• _What you will do_
Locate all lines with the word "Market" and copy them out.

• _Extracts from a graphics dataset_
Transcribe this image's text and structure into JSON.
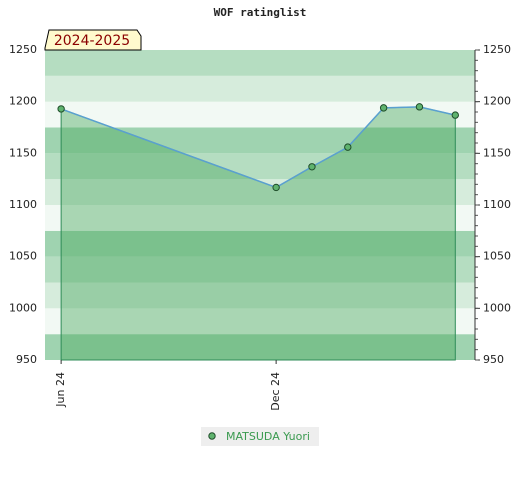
{
  "chart_data": {
    "type": "line",
    "title": "WOF ratinglist",
    "subtitle": "2024-2025",
    "x": [
      0,
      6,
      7,
      8,
      9,
      10,
      11
    ],
    "xlim": [
      -0.45,
      11.55
    ],
    "xticks": [
      {
        "value": 0,
        "label": "Jun 24"
      },
      {
        "value": 6,
        "label": "Dec 24"
      }
    ],
    "series": [
      {
        "name": "MATSUDA Yuori",
        "color": "#5aa0d0",
        "values": [
          1193,
          1117,
          1137,
          1156,
          1194,
          1195,
          1187
        ]
      }
    ],
    "ylim": [
      950,
      1250
    ],
    "yticks": [
      950,
      1000,
      1050,
      1100,
      1150,
      1200,
      1250
    ]
  }
}
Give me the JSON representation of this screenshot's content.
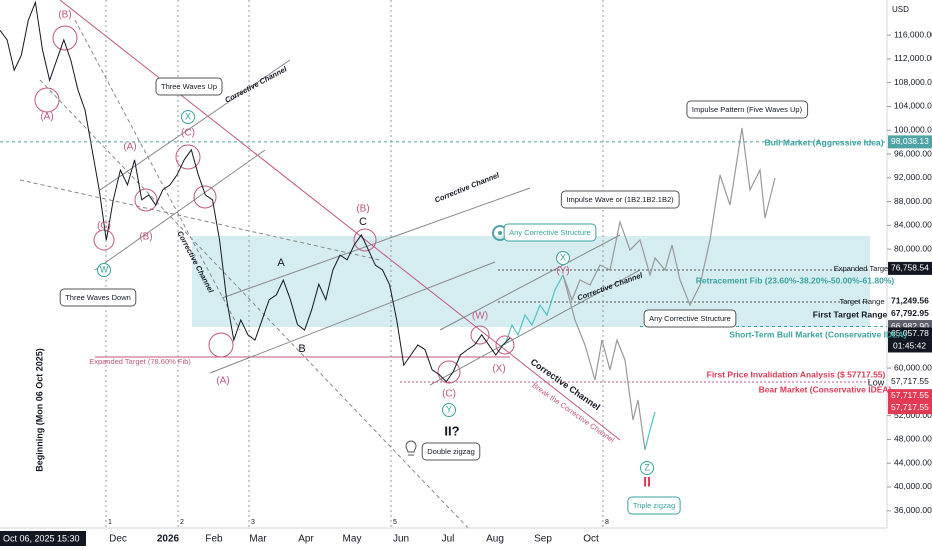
{
  "chart_data": {
    "type": "line",
    "currency": "USD",
    "series": [
      {
        "name": "Price",
        "color": "#131722",
        "values": [
          116800,
          115200,
          110100,
          112600,
          118500,
          121500,
          113500,
          108400,
          111800,
          115200,
          111800,
          106800,
          103400,
          96700,
          90000,
          81500,
          88300,
          93300,
          90800,
          95000,
          88300,
          89100,
          87400,
          90000,
          90800,
          92500,
          95000,
          96700,
          92500,
          89100,
          88300,
          81500,
          71500,
          64700,
          68100,
          65600,
          64700,
          68100,
          71500,
          72300,
          74800,
          71500,
          67300,
          66400,
          69800,
          74100,
          71500,
          76500,
          79000,
          78200,
          80700,
          82400,
          79900,
          77300,
          76500,
          74000,
          68100,
          60500,
          62200,
          63900,
          63100,
          59700,
          58900,
          57720,
          59400,
          62200,
          63100,
          63900,
          65600,
          63900,
          62200,
          63900,
          65058
        ]
      }
    ],
    "ylim": [
      33100,
      121900
    ],
    "yticks": [
      {
        "value": 116000,
        "label": "116,000.00"
      },
      {
        "value": 112000,
        "label": "112,000.00"
      },
      {
        "value": 108000,
        "label": "108,000.00"
      },
      {
        "value": 104000,
        "label": "104,000.00"
      },
      {
        "value": 100000,
        "label": "100,000.00"
      },
      {
        "value": 96000,
        "label": "96,000.00"
      },
      {
        "value": 92000,
        "label": "92,000.00"
      },
      {
        "value": 88000,
        "label": "88,000.00"
      },
      {
        "value": 84000,
        "label": "84,000.00"
      },
      {
        "value": 80000,
        "label": "80,000.00"
      },
      {
        "value": 60000,
        "label": "60,000.00"
      },
      {
        "value": 52000,
        "label": "52,000.00"
      },
      {
        "value": 48000,
        "label": "48,000.00"
      },
      {
        "value": 44000,
        "label": "44,000.00"
      },
      {
        "value": 40000,
        "label": "40,000.00"
      },
      {
        "value": 36000,
        "label": "36,000.00"
      }
    ],
    "xtick_labels": [
      "Dec",
      "2026",
      "Feb",
      "Mar",
      "Apr",
      "May",
      "Jun",
      "Jul",
      "Aug",
      "Sep",
      "Oct"
    ],
    "crosshair_label": "Oct 06, 2025  15:30",
    "countdown": "01:45:42",
    "markers": [
      {
        "value": 98038.13,
        "label": "98,038.13",
        "color": "#4fa3a5"
      },
      {
        "value": 76758.54,
        "label": "76,758.54",
        "color": "#131722"
      },
      {
        "value": 71249.56,
        "label": "71,249.56",
        "color": "#ffffff"
      },
      {
        "value": 67792.95,
        "label": "67,792.95",
        "color": "#ffffff"
      },
      {
        "value": 66982.9,
        "label": "66,982.90",
        "color": "#5d606b"
      },
      {
        "value": 65057.78,
        "label": "65,057.78",
        "color": "#131722"
      },
      {
        "value": 57717.55,
        "label": "57,717.55",
        "color": "#ffffff"
      },
      {
        "value": 57717.55,
        "label": "57,717.55",
        "color": "#e03a55"
      },
      {
        "value": 57717.55,
        "label": "57,717.55",
        "color": "#e03a55"
      }
    ],
    "cycle_markers": [
      "1",
      "2",
      "3",
      "5",
      "8"
    ],
    "annotations": [
      "(B)",
      "(A)",
      "(C)",
      "W",
      "Three Waves Down",
      "Three Waves Up",
      "Corrective Channel",
      "X",
      "(C)",
      "(A)",
      "(B)",
      "Corrective Channel",
      "A",
      "B",
      "(A)",
      "C",
      "(B)",
      "Corrective Channel",
      "Expanded Target (78.60% Fib)",
      "(W)",
      "(X)",
      "(C)",
      "Y",
      "II?",
      "Double zigzag",
      "Corrective Channel",
      "Break the Corrective Channel",
      "Any Corrective Structure",
      "Impulse Wave or (1B2.1B2.1B2)",
      "X",
      "(Y)",
      "Corrective Channel",
      "Any Corrective Structure",
      "Impulse Pattern (Five Waves Up)",
      "Bull Market (Aggressive Idea)",
      "Retracement Fib (23.60%-38.20%-50.00%-61.80%)",
      "Expanded Target",
      "Target Range",
      "First Target Range",
      "Short-Term Bull Market (Conservative IDEA)",
      "First Price Invalidation Analysis ($ 57717.55)",
      "Low",
      "Bear Market (Conservative IDEA)",
      "Z",
      "II",
      "Triple zigzag",
      "Beginning (Mon 06 Oct 2025)"
    ]
  }
}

• _Task solution_
      "Bull Market (Aggressive Idea)",
      "Short-Term Bull Market (Conservative IDEA)",
      "Bear Market (Conservative IDEA)",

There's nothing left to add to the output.